__Problem statement__
Across all the lines below, how many contain the string "jídel"? Please reply with the number only.

___ The records

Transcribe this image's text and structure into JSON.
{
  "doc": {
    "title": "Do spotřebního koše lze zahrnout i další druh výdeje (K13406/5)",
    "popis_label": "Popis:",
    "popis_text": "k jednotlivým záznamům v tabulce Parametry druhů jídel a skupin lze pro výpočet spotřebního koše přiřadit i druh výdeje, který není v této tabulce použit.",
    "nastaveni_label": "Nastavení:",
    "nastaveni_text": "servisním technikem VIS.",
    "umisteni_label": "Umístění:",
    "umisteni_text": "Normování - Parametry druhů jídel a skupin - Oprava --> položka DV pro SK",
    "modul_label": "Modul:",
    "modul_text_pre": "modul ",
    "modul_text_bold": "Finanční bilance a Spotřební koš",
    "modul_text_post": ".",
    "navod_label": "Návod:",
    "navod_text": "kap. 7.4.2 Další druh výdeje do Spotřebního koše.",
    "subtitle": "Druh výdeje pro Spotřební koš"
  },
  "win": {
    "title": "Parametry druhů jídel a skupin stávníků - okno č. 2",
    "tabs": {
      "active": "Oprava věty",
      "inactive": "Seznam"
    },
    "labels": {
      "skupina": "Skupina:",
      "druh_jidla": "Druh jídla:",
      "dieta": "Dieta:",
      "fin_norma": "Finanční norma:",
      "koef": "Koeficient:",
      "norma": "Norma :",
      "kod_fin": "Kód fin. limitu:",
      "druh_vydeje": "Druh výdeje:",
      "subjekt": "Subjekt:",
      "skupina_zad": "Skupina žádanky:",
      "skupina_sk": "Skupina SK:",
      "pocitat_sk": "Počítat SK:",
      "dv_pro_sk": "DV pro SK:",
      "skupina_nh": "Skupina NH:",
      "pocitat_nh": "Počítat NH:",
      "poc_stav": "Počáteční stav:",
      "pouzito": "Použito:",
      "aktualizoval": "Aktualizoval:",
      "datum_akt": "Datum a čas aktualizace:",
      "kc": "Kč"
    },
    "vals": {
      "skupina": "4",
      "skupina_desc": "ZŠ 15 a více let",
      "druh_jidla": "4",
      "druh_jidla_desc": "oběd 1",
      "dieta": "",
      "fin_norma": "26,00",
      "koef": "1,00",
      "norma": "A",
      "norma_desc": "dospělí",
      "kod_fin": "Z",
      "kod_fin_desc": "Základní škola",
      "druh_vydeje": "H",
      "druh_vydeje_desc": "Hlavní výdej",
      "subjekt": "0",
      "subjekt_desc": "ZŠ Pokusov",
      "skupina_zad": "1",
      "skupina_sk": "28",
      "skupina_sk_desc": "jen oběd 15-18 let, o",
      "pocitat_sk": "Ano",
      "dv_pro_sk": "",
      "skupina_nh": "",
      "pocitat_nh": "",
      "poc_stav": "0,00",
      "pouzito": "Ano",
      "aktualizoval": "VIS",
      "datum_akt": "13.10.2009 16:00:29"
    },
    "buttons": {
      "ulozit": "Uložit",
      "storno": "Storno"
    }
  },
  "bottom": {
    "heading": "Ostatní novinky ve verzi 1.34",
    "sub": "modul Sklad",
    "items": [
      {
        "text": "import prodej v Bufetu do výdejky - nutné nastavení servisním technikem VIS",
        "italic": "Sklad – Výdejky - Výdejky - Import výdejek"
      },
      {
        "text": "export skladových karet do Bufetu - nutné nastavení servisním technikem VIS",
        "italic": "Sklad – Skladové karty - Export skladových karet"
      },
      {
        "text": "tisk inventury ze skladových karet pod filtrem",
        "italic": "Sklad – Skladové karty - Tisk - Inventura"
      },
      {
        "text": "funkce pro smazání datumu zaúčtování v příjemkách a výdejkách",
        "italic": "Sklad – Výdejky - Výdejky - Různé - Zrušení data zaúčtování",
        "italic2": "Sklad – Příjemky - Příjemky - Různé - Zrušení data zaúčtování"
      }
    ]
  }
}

______

__Task response__
3